_What the exercise asks_
Find the lines of data that contain the string "Slide", then list them.

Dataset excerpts
______________________________

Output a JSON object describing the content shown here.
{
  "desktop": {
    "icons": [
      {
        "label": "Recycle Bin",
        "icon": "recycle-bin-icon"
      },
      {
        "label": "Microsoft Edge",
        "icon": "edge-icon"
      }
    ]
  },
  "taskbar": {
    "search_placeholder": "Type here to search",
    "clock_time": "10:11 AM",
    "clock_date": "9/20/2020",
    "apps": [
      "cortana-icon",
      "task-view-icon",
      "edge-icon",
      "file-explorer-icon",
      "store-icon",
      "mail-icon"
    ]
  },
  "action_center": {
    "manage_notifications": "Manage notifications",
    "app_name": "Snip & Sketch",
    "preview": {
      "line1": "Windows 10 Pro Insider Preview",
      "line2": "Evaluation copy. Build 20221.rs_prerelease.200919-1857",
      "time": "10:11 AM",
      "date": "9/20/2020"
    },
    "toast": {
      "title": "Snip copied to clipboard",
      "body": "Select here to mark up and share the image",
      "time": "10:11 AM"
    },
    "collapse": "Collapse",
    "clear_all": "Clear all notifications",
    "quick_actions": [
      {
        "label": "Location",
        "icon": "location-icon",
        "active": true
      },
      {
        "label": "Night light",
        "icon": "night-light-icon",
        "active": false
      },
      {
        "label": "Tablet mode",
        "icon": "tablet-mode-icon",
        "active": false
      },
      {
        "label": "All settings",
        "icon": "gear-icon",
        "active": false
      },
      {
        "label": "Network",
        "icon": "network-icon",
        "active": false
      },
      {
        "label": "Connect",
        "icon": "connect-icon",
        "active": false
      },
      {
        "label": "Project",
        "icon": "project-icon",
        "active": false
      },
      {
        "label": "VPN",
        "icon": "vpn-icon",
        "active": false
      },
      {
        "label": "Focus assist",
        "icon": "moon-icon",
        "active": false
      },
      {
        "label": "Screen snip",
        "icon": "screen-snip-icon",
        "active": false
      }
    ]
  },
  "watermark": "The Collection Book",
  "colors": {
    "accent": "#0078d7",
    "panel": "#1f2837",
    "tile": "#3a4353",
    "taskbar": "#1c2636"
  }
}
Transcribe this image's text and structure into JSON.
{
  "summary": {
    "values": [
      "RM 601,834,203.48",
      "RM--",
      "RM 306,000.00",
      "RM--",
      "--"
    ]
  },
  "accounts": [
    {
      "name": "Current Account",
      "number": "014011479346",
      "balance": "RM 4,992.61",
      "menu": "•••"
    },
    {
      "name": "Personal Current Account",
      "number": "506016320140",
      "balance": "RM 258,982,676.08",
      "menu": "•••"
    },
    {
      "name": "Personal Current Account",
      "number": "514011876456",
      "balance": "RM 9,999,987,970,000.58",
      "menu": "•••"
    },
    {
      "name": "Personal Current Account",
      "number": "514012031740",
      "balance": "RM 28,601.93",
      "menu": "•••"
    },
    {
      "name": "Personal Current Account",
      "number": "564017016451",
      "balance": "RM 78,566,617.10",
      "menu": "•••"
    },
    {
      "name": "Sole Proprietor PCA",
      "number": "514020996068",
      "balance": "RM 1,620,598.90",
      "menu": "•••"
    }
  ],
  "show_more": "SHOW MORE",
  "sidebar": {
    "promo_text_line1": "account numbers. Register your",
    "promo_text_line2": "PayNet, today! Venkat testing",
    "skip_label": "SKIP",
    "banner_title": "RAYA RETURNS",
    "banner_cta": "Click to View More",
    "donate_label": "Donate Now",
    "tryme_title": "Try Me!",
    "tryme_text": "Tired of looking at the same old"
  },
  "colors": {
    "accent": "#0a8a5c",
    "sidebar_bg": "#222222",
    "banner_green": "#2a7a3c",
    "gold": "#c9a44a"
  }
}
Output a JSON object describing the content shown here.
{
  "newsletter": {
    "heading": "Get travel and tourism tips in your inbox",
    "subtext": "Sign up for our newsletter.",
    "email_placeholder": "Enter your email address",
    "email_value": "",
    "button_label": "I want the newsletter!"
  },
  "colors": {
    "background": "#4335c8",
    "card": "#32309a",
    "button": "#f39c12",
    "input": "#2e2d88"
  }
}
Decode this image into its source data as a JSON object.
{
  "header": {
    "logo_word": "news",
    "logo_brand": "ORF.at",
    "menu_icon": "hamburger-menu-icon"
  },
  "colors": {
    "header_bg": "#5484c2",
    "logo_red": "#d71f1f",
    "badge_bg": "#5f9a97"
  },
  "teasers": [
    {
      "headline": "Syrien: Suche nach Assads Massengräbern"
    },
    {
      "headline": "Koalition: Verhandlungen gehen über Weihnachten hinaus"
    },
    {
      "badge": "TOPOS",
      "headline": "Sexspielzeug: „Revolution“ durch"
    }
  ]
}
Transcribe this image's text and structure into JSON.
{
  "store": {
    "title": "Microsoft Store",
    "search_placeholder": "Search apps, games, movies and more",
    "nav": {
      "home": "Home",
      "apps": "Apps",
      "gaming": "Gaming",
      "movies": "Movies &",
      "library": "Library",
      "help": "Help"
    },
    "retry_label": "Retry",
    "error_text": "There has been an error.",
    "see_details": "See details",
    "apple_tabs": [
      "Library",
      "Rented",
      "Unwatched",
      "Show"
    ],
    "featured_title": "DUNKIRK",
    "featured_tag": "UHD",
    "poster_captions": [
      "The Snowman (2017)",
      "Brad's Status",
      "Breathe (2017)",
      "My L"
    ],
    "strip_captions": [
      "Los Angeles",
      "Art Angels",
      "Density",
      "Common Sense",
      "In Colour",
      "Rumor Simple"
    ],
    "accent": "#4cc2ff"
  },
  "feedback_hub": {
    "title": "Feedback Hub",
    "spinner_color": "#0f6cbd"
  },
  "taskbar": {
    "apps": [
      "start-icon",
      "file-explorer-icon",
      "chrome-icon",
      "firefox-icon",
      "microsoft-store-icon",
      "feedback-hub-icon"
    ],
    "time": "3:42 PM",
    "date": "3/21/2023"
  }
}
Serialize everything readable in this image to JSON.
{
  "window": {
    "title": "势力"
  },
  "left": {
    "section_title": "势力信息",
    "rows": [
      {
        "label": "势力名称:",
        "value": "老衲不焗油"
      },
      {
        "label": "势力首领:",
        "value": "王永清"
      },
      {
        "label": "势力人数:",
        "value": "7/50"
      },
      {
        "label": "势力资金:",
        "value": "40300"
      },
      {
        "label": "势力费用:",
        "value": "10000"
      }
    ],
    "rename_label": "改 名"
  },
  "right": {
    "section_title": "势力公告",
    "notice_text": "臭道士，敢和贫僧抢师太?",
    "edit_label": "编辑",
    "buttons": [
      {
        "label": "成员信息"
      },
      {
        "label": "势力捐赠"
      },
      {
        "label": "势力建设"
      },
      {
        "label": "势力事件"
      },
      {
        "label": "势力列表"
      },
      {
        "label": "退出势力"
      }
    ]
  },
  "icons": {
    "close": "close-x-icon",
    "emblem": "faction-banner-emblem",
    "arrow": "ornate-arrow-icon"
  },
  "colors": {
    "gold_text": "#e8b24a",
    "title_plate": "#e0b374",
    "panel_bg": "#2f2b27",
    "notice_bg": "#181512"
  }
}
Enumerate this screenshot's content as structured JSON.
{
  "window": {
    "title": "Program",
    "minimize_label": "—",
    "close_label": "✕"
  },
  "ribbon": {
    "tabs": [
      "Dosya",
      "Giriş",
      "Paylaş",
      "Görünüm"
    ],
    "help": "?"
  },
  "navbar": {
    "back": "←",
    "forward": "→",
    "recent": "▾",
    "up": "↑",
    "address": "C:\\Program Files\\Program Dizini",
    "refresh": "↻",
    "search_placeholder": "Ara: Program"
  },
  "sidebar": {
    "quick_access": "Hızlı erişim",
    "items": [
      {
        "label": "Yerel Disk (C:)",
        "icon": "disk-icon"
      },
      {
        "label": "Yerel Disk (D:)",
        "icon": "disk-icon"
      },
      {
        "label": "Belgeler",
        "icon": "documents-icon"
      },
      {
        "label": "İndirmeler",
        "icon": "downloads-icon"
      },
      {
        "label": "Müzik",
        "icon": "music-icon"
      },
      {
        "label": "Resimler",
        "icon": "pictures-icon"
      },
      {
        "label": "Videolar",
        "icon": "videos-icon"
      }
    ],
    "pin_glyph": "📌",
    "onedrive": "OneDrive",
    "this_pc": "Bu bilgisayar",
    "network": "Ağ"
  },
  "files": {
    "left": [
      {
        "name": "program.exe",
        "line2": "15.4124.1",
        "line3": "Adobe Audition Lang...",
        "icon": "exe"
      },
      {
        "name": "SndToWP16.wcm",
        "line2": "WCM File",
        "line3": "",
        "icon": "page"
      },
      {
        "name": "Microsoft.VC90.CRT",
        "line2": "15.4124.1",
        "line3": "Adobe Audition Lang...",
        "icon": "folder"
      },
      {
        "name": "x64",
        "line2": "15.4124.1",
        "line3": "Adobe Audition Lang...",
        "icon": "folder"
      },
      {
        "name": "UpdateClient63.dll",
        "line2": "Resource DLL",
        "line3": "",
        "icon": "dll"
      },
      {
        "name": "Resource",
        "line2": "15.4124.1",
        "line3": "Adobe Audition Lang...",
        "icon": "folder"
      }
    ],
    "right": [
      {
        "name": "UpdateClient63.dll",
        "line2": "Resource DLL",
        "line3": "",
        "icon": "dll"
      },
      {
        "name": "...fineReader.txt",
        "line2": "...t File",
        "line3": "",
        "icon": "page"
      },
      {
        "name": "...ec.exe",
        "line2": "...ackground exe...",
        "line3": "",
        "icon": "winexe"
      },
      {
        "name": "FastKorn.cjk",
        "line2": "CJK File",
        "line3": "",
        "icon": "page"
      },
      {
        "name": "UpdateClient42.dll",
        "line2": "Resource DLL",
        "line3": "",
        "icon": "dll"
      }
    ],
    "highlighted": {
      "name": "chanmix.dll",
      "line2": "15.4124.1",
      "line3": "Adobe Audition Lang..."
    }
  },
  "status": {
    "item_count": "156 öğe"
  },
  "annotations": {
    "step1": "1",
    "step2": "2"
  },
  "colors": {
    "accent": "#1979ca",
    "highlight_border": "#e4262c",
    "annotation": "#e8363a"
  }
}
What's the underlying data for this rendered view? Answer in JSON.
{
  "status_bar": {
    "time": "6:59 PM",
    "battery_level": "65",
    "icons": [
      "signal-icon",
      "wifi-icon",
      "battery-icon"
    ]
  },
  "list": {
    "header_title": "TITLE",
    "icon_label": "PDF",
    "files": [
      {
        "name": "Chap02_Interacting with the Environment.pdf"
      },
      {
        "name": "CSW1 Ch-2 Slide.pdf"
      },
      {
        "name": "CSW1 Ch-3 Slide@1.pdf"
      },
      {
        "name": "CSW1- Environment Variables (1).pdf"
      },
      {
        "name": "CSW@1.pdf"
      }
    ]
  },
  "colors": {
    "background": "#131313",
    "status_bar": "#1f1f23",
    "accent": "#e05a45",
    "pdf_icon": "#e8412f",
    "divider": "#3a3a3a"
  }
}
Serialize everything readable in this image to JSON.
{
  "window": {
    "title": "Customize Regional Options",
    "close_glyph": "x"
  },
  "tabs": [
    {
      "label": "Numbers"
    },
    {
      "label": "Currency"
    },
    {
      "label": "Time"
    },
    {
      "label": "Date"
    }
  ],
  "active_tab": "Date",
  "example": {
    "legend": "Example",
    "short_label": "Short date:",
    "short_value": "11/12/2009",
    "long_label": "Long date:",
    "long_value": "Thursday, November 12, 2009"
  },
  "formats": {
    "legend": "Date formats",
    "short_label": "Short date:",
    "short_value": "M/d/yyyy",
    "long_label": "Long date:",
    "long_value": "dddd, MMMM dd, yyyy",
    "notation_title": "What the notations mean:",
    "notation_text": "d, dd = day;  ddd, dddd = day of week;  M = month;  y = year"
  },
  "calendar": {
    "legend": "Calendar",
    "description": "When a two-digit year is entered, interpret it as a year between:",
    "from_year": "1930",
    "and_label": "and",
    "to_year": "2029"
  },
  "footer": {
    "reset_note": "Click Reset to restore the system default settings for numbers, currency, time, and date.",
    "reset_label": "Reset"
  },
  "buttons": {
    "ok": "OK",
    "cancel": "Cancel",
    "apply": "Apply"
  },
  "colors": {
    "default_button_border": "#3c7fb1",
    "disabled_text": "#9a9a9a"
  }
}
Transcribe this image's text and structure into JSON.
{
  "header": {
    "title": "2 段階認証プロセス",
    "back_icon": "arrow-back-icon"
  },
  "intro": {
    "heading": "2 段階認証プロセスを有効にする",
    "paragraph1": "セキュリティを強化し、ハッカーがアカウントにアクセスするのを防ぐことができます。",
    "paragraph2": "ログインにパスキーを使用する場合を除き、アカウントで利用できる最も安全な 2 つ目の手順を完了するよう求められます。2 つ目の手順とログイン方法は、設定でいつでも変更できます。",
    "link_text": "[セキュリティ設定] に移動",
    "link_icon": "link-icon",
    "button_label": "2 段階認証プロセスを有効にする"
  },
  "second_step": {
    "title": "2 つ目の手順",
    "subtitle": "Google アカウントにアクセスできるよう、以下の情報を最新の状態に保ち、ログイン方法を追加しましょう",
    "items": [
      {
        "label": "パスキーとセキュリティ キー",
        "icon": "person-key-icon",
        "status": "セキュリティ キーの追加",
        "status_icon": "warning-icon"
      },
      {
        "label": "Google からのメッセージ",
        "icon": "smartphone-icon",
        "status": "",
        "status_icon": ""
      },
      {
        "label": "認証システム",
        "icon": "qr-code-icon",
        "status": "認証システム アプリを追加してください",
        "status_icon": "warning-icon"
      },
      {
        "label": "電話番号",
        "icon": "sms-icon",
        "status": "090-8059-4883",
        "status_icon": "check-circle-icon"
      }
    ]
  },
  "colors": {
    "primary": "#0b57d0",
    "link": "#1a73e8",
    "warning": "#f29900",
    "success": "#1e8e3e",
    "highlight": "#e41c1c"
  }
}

______________________________

_Reply_
        "name": "CSW1 Ch-2 Slide.pdf"
        "name": "CSW1 Ch-3 Slide@1.pdf"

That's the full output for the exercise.